-- Start of Data lines --

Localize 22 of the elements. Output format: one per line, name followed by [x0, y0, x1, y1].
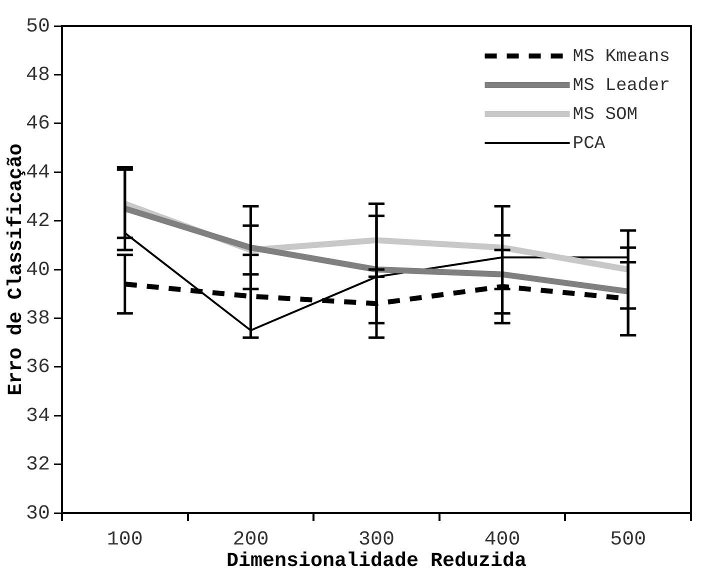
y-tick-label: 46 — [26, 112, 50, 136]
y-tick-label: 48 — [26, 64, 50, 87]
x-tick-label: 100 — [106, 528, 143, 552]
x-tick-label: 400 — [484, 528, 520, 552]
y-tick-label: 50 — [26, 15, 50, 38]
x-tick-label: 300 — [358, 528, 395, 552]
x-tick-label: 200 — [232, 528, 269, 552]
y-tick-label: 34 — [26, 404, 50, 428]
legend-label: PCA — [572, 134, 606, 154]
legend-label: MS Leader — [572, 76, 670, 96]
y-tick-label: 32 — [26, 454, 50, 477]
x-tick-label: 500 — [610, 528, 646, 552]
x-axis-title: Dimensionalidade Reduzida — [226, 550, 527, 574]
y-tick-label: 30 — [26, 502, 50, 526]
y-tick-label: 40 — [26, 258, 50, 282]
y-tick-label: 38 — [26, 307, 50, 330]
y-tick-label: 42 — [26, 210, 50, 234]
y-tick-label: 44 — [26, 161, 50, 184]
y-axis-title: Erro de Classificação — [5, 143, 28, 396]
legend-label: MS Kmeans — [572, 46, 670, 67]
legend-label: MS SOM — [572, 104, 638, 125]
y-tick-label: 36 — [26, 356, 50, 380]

-- End of Data lines --
-- Start of Data lines --

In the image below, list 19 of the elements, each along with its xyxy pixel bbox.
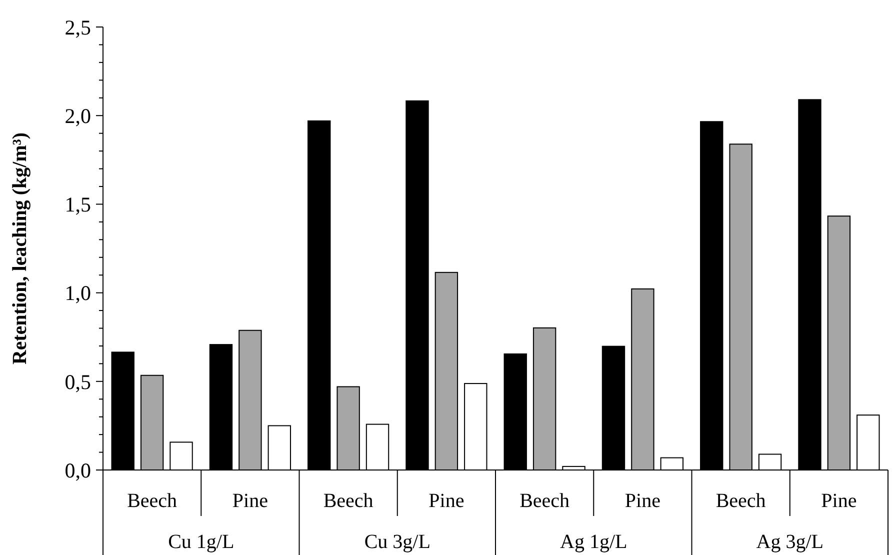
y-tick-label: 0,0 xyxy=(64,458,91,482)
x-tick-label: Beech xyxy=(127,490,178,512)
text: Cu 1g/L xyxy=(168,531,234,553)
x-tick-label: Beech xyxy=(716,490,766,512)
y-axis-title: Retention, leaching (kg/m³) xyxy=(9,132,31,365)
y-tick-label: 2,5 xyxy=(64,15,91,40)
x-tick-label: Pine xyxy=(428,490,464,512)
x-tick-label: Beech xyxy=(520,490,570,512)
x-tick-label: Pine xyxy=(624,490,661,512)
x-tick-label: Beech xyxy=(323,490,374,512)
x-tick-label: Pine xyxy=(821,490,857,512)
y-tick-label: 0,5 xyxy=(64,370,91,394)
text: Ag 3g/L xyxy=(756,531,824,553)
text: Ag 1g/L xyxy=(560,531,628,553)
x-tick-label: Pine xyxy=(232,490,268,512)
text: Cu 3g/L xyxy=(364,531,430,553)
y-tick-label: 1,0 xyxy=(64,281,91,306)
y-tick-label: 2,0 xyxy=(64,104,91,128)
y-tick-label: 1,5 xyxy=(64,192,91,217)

-- End of Data lines --

Please give the entries from the line with "y-tick-label: 0,0 xyxy=(64,458,91,482)" to the line with "y-tick-label: 1,0 xyxy=(64,281,91,306)" again, swapping "Beech" for "Oak" and changing nothing else.

y-tick-label: 0,0 xyxy=(64,458,91,482)
x-tick-label: Oak xyxy=(127,490,178,512)
text: Cu 1g/L xyxy=(168,531,234,553)
x-tick-label: Oak xyxy=(716,490,766,512)
y-axis-title: Retention, leaching (kg/m³) xyxy=(9,132,31,365)
y-tick-label: 2,5 xyxy=(64,15,91,40)
x-tick-label: Pine xyxy=(428,490,464,512)
x-tick-label: Oak xyxy=(520,490,570,512)
x-tick-label: Pine xyxy=(624,490,661,512)
x-tick-label: Oak xyxy=(323,490,374,512)
x-tick-label: Pine xyxy=(821,490,857,512)
y-tick-label: 0,5 xyxy=(64,370,91,394)
text: Ag 3g/L xyxy=(756,531,824,553)
text: Ag 1g/L xyxy=(560,531,628,553)
x-tick-label: Pine xyxy=(232,490,268,512)
text: Cu 3g/L xyxy=(364,531,430,553)
y-tick-label: 1,0 xyxy=(64,281,91,306)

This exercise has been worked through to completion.